→ Task requirements:
Do any lines in the data below contain "взносов"? If so, copy every one of them.

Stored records
-- Start --
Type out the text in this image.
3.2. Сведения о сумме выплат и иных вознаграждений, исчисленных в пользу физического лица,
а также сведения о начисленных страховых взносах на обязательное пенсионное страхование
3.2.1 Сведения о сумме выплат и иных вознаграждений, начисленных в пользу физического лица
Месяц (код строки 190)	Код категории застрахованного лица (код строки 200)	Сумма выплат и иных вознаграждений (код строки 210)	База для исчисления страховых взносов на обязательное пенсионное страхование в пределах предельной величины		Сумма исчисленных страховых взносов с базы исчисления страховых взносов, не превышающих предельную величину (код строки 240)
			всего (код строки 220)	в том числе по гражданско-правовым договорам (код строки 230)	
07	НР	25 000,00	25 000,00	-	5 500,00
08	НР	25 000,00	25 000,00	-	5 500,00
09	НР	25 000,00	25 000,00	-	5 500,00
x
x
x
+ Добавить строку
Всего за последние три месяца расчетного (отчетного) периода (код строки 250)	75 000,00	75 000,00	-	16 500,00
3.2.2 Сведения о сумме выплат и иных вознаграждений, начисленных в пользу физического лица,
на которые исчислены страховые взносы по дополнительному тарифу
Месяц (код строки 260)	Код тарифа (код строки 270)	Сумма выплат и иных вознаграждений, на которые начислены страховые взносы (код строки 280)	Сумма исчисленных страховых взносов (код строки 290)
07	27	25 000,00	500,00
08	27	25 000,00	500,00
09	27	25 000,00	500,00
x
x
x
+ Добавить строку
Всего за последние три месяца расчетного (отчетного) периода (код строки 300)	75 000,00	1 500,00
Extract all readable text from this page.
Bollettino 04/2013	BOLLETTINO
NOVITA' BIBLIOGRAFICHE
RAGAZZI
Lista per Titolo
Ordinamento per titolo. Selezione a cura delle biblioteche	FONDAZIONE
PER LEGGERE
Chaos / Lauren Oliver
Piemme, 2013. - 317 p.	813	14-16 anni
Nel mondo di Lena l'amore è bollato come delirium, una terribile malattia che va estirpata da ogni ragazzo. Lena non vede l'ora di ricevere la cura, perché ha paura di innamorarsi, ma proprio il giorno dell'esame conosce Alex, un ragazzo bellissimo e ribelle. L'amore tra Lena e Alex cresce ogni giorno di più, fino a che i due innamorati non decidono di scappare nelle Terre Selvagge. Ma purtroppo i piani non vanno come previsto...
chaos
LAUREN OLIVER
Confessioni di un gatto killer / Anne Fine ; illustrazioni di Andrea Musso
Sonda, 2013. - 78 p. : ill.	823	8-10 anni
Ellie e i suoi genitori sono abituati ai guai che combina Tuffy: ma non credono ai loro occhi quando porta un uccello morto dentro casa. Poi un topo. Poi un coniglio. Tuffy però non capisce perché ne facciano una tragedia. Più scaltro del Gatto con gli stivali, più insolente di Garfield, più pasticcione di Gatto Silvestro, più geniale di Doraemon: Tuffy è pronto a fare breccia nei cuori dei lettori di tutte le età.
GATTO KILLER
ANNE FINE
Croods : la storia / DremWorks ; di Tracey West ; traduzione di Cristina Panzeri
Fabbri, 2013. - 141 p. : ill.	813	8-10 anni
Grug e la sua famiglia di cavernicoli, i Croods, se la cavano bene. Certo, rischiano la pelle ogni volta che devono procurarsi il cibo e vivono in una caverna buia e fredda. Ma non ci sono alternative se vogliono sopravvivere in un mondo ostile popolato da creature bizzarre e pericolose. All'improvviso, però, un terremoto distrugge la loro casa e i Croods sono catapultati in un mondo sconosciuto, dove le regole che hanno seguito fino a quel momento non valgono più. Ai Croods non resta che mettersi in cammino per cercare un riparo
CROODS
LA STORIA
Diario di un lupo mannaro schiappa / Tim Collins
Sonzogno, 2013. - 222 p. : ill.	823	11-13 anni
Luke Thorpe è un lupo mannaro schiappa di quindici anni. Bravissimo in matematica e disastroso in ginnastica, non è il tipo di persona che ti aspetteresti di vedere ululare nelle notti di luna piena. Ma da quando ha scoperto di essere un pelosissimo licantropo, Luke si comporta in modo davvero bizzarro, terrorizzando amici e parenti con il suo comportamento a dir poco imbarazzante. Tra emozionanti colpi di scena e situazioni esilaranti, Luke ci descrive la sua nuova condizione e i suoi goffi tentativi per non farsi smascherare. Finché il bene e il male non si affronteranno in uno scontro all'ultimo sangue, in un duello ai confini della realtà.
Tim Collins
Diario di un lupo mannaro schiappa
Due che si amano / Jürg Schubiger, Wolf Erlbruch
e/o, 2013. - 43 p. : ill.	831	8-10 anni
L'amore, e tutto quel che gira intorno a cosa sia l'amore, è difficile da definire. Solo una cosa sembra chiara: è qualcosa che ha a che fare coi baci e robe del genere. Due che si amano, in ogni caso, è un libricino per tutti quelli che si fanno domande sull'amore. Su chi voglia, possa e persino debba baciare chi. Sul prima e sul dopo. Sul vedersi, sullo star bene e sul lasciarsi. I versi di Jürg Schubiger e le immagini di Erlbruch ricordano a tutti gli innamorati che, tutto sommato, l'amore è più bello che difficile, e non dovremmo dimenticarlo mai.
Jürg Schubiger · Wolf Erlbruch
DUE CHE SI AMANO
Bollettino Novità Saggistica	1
-- End --
→ Answer to the task:
Месяц (код строки 190)	Код категории застрахованного лица (код строки 200)	Сумма выплат и иных вознаграждений (код строки 210)	База для исчисления страховых взносов на обязательное пенсионное страхование в пределах предельной величины		Сумма исчисленных страховых взносов с базы исчисления страховых взносов, не превышающих предельную величину (код строки 240)
Месяц (код строки 260)	Код тарифа (код строки 270)	Сумма выплат и иных вознаграждений, на которые начислены страховые взносы (код строки 280)	Сумма исчисленных страховых взносов (код строки 290)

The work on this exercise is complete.